Task goal:
Look through the listing for the word "cuối". Copy each line that has it.

★ ★ ★ ★

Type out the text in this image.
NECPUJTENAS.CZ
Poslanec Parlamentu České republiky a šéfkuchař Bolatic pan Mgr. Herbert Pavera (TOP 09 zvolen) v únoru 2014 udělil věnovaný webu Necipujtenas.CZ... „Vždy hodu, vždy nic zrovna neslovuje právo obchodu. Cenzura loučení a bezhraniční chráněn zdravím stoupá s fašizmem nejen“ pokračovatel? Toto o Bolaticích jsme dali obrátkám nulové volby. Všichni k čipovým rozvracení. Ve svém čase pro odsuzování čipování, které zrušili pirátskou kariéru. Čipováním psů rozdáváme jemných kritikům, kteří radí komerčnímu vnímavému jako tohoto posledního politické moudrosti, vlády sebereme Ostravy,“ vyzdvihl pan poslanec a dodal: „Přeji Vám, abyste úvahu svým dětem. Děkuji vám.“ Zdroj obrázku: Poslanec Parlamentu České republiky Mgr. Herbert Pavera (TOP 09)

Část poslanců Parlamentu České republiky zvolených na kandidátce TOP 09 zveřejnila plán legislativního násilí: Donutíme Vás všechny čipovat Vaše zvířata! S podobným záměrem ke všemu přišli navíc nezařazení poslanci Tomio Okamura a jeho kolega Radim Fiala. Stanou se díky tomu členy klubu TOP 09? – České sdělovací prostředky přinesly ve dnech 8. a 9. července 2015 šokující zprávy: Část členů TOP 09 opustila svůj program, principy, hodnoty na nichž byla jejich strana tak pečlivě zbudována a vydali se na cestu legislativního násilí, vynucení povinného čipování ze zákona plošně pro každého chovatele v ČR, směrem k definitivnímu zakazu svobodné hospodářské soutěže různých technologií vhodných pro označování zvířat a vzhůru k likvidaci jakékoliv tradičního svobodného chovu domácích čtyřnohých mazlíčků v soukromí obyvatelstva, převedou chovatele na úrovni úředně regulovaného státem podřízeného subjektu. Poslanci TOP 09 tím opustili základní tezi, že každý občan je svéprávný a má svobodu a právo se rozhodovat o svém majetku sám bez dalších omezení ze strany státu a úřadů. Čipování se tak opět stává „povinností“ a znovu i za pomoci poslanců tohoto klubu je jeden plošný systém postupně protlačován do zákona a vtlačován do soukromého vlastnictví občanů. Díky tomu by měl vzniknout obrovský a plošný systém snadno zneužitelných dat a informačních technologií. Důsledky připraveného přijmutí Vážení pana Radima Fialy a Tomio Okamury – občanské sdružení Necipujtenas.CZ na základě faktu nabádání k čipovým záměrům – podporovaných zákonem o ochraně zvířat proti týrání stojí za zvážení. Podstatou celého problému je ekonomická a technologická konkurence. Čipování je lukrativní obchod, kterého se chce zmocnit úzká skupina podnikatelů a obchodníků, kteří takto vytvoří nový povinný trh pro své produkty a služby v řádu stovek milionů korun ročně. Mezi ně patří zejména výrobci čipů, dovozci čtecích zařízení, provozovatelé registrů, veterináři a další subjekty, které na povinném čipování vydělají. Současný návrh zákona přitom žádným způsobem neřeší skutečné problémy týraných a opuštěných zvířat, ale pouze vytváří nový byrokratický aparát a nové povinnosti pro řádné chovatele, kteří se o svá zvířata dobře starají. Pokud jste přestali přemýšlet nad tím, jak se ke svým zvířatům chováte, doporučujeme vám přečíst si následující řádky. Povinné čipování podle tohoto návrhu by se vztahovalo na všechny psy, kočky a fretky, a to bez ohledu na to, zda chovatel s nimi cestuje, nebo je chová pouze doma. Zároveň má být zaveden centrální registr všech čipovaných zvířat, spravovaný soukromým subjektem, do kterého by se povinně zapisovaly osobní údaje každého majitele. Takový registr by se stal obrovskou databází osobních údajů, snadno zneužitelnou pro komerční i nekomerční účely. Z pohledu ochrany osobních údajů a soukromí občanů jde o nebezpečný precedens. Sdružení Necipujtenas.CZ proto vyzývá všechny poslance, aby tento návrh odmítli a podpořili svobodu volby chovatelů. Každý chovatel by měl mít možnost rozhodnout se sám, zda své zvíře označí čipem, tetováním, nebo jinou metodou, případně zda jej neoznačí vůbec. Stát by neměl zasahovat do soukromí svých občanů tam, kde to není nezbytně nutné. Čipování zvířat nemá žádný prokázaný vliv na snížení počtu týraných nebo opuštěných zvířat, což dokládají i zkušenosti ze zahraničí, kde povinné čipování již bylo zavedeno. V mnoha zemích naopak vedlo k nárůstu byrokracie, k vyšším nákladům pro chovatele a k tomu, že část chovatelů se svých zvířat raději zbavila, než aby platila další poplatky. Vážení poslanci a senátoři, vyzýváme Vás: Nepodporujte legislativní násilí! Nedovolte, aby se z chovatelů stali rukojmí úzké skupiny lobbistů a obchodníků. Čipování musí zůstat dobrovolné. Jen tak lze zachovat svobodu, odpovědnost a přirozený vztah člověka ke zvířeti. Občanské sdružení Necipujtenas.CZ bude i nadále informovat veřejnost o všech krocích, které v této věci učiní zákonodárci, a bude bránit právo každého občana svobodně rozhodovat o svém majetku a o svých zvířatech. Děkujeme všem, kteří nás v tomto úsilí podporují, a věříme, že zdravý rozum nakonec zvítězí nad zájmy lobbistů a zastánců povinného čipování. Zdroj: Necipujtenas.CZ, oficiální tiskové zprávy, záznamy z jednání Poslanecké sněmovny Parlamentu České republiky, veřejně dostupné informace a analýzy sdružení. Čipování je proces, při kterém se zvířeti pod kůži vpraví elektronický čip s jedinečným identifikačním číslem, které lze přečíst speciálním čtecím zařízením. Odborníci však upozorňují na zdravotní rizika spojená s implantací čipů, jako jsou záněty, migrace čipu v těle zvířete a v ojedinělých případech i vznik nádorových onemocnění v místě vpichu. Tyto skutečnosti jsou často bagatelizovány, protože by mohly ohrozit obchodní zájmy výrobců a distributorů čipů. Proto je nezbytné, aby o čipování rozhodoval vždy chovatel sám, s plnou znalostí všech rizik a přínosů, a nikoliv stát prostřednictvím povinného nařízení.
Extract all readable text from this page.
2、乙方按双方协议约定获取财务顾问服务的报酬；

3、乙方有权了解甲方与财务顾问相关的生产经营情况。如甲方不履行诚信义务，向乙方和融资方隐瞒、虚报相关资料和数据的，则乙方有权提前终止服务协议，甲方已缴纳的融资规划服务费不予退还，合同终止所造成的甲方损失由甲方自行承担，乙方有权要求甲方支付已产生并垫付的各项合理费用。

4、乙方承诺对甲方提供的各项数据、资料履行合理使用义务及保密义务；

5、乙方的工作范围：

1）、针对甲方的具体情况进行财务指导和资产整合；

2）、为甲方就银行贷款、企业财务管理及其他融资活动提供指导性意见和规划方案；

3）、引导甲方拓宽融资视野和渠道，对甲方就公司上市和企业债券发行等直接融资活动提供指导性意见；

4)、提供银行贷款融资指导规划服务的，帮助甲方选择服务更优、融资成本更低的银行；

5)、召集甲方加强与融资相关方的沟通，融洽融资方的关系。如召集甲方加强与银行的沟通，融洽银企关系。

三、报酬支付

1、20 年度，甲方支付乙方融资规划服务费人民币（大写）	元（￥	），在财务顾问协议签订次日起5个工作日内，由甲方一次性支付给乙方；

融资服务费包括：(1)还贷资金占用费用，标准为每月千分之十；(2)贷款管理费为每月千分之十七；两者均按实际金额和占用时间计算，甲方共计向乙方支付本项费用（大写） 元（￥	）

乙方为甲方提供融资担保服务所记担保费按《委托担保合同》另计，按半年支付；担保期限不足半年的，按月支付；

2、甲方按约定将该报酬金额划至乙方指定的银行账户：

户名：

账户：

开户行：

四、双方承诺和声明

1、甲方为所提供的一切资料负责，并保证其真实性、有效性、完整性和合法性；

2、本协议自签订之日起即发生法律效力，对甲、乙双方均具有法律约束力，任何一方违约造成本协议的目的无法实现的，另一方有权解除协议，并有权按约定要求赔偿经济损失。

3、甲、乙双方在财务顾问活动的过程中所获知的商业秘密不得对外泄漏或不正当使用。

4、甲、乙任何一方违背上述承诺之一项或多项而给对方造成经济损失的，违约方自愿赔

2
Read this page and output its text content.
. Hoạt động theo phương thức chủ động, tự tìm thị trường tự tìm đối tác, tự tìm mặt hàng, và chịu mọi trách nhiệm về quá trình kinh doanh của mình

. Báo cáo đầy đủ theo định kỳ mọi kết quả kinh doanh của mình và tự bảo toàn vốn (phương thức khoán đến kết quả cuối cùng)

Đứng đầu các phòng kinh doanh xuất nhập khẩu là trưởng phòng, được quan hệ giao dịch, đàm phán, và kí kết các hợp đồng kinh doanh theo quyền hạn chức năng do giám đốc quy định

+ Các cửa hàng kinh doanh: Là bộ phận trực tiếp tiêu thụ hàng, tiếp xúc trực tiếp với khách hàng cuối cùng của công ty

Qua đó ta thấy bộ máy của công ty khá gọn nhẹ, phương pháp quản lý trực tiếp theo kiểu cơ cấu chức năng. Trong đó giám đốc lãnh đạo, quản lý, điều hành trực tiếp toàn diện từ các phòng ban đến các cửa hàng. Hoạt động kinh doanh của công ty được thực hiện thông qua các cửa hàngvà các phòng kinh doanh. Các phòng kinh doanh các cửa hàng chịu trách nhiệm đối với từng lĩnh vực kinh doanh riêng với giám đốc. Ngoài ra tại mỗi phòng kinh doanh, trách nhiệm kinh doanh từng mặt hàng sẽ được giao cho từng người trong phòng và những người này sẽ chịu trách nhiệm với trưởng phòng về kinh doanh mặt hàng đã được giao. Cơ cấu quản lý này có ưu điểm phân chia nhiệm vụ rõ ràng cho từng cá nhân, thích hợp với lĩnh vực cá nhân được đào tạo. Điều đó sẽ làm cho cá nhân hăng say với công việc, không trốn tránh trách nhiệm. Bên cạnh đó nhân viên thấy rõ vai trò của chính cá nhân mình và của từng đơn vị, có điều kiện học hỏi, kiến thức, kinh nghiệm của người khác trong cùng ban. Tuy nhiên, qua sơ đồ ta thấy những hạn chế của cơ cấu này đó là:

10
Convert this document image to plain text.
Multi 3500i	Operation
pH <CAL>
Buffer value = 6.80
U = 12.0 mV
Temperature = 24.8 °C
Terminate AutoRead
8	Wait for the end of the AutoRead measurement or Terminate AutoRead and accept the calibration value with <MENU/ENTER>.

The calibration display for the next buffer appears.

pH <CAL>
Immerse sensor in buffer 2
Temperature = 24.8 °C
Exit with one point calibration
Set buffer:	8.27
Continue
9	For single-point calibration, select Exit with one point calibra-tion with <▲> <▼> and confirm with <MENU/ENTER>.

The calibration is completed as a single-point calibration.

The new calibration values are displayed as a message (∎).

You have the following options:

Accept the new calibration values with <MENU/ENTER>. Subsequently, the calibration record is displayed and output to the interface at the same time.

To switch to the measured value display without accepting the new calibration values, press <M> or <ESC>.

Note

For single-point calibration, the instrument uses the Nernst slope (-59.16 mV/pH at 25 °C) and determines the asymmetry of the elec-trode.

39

★ ★ ★ ★

Reply to the task:
. Báo cáo đầy đủ theo định kỳ mọi kết quả kinh doanh của mình và tự bảo toàn vốn (phương thức khoán đến kết quả cuối cùng)
+ Các cửa hàng kinh doanh: Là bộ phận trực tiếp tiêu thụ hàng, tiếp xúc trực tiếp với khách hàng cuối cùng của công ty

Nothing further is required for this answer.